## PROBLEM
For every line in the data below that contains "this", copy the line.

## Figure record extracts
-- -- --
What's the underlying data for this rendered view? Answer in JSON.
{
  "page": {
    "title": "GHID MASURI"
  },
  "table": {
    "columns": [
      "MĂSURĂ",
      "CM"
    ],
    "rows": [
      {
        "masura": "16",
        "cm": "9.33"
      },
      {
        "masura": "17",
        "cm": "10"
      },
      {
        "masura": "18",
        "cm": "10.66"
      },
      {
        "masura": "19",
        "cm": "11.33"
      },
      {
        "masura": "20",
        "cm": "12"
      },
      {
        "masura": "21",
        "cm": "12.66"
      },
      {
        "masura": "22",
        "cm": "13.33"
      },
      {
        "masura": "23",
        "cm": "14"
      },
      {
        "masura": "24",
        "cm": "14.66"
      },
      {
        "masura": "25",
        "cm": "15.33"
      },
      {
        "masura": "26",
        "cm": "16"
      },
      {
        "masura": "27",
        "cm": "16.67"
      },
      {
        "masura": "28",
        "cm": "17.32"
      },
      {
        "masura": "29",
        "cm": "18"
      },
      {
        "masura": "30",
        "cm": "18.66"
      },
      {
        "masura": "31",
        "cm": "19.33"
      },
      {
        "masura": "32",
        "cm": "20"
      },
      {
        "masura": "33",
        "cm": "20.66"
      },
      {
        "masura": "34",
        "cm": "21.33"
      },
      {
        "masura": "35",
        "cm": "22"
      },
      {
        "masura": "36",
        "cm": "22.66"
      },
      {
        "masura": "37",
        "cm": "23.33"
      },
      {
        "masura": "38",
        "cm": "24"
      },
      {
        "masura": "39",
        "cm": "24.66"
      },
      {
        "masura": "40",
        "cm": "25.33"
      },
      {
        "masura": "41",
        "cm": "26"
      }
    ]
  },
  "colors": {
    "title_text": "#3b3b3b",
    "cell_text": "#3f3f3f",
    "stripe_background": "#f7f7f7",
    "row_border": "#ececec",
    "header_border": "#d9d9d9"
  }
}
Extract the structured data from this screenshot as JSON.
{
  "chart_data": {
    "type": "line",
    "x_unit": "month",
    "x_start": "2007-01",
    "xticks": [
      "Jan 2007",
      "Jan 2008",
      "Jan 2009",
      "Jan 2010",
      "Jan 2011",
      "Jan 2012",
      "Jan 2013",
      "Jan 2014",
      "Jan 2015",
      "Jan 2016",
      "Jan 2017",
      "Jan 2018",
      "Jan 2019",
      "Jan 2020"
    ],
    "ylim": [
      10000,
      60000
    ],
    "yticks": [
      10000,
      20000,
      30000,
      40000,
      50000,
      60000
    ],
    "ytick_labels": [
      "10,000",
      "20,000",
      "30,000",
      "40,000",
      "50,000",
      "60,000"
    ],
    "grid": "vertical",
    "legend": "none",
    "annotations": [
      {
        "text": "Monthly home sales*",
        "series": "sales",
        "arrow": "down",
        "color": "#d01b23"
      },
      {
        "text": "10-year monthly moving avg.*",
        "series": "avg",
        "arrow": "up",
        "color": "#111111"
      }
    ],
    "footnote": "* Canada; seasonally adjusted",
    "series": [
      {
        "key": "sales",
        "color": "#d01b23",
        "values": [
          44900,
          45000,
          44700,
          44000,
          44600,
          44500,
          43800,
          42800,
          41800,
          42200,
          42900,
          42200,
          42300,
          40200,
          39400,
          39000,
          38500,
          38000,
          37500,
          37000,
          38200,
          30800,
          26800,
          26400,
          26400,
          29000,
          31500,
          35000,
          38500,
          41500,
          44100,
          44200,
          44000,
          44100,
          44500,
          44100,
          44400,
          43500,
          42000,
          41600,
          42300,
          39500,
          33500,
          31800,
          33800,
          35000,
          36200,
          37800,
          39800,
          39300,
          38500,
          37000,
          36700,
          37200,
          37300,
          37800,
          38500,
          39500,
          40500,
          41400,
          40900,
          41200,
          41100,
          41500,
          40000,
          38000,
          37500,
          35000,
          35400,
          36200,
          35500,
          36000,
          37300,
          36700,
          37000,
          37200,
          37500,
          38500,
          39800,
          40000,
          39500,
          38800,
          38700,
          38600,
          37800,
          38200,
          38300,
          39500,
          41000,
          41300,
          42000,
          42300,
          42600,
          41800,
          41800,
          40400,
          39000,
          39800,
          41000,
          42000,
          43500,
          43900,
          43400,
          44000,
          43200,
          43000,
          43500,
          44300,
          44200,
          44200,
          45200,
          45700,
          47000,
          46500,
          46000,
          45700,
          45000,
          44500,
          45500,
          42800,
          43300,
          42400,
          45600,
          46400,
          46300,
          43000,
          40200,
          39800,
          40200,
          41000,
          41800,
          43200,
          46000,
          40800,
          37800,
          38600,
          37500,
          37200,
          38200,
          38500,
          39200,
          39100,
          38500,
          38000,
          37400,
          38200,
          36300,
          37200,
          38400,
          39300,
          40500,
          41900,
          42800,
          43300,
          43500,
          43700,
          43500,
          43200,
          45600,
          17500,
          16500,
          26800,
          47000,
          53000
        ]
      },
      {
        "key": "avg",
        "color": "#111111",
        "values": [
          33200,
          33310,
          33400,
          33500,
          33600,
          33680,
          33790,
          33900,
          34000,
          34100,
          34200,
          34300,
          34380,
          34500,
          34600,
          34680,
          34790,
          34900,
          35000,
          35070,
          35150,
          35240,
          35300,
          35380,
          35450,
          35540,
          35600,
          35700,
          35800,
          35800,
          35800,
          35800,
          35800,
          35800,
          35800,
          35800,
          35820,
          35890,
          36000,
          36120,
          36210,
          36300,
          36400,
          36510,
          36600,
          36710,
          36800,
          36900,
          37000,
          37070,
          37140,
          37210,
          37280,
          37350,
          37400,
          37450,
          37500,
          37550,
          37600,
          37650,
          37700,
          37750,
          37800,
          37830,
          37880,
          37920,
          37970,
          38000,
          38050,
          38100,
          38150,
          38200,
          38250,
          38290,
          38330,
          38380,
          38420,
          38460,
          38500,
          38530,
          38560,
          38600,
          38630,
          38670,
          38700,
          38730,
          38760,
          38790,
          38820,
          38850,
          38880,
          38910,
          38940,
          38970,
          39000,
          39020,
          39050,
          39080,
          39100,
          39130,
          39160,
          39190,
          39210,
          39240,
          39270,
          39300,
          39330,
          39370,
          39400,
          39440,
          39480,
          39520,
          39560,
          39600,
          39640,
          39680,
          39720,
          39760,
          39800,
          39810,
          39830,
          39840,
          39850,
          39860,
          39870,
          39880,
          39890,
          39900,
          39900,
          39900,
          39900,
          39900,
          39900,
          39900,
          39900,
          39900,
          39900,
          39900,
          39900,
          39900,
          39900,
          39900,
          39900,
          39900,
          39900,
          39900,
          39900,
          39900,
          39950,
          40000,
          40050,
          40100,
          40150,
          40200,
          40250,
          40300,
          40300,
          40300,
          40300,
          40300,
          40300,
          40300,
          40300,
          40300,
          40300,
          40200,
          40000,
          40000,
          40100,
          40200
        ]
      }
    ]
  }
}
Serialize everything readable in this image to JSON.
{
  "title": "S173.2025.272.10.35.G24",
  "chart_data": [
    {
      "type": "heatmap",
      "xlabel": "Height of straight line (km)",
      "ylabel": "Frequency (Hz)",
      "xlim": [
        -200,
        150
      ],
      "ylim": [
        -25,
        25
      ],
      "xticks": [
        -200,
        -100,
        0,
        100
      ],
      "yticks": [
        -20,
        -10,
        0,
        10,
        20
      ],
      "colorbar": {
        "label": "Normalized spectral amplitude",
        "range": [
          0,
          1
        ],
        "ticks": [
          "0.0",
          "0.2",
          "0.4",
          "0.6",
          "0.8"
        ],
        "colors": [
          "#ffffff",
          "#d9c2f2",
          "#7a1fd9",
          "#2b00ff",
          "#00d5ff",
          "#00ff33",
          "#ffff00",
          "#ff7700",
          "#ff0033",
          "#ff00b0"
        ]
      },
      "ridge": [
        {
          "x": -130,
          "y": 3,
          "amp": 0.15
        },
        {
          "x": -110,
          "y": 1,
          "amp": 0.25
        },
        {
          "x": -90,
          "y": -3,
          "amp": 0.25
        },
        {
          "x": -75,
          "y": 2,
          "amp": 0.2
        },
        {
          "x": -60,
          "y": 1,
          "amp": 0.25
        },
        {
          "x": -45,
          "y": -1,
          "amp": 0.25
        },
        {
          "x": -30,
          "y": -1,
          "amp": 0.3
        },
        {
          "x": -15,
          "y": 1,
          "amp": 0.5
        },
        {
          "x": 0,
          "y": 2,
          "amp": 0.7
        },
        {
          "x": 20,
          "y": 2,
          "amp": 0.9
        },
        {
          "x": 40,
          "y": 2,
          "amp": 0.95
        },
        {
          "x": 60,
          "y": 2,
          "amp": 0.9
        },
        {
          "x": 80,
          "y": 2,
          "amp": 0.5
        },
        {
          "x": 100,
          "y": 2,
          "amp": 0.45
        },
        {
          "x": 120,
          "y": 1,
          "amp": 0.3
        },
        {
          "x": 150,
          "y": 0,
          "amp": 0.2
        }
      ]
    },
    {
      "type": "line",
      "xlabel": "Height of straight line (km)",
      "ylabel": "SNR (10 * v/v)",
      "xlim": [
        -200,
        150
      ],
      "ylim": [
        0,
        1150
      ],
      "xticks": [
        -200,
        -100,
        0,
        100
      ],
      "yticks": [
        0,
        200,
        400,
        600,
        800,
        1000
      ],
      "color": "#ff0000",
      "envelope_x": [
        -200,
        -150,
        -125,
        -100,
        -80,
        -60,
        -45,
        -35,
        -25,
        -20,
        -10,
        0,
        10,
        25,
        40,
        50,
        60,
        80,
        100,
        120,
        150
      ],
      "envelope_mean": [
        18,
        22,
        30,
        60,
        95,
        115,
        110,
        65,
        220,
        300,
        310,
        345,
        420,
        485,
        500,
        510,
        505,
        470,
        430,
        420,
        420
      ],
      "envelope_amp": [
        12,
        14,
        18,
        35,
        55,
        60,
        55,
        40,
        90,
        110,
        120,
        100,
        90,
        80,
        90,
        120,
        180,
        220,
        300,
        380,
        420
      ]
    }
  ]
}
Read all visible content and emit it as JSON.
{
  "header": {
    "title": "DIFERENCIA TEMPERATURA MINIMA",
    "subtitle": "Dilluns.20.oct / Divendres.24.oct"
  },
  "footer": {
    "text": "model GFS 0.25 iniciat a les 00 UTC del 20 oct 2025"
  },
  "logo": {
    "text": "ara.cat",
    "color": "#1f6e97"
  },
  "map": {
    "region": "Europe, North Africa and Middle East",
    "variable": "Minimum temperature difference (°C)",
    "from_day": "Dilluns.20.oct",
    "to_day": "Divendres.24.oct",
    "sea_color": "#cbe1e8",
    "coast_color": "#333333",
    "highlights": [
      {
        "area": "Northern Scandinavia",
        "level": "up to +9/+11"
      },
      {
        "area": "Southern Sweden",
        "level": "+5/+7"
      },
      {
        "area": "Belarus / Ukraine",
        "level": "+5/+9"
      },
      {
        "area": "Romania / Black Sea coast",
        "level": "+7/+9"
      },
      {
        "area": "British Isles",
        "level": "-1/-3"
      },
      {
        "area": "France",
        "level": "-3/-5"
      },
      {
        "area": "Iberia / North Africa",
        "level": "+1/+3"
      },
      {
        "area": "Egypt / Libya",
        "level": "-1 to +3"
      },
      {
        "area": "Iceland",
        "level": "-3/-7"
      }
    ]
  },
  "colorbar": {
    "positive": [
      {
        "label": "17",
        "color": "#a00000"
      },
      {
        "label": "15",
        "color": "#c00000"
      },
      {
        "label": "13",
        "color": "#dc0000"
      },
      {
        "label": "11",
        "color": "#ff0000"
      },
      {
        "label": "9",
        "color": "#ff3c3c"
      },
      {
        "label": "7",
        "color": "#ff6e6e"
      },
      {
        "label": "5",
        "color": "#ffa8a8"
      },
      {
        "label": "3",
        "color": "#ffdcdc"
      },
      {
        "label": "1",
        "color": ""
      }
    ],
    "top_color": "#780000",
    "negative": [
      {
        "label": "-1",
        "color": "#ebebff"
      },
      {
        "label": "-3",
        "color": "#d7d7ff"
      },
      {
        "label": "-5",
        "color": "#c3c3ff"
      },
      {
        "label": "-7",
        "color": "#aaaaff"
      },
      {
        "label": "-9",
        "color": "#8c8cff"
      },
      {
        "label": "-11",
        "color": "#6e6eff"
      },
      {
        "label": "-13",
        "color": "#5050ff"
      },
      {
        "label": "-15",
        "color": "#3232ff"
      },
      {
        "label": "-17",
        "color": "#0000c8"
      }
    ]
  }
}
-- -- --
## CORRECT OUTPUT
What's the underlying data for this rendered view? Answer in JSON.
Extract the structured data from this screenshot as JSON.
Serialize everything readable in this image to JSON.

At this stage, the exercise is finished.